Material to process –

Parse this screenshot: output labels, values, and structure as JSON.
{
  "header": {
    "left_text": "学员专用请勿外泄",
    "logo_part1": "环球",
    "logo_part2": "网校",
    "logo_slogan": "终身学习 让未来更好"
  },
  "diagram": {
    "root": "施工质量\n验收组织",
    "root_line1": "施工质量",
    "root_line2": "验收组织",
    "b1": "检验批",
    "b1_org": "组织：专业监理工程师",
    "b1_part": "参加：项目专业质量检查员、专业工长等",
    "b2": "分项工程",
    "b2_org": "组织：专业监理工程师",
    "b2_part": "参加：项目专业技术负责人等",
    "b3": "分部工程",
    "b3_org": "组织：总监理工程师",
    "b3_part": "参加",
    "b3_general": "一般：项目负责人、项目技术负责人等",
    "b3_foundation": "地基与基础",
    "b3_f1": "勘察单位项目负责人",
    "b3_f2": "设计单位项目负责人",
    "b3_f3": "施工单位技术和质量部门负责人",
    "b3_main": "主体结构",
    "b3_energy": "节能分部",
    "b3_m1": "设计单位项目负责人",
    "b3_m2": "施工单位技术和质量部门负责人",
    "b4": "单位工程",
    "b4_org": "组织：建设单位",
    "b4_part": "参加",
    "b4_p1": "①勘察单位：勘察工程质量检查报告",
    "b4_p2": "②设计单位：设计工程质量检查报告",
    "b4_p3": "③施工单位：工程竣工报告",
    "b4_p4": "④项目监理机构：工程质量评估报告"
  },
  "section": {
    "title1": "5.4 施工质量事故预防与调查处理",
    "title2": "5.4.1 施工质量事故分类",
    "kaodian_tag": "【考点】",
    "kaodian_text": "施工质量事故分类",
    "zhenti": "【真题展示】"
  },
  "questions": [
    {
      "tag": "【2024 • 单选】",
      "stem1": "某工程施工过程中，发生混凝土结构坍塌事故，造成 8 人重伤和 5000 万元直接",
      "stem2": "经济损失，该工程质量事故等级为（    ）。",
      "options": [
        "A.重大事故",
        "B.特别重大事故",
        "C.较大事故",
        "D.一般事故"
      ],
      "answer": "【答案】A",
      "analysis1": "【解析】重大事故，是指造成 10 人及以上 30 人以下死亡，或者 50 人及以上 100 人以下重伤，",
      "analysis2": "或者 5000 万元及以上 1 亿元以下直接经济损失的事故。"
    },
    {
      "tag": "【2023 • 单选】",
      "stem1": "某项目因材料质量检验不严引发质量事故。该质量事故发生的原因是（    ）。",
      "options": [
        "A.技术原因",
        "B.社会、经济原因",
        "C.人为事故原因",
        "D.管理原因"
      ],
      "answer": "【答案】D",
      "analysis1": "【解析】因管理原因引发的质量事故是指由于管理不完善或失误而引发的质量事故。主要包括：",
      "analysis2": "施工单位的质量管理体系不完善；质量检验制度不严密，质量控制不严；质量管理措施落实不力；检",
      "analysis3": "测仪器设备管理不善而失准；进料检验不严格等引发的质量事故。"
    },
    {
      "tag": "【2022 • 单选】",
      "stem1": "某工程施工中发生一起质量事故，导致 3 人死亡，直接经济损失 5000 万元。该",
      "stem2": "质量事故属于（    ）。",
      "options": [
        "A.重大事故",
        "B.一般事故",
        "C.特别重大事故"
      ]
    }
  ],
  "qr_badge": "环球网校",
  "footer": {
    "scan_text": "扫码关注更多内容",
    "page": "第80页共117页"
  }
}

The request –
Of the lines in the entries, how many include the word "施工单位技术和质量部门负责人"? State only the number.

Result of the task –
2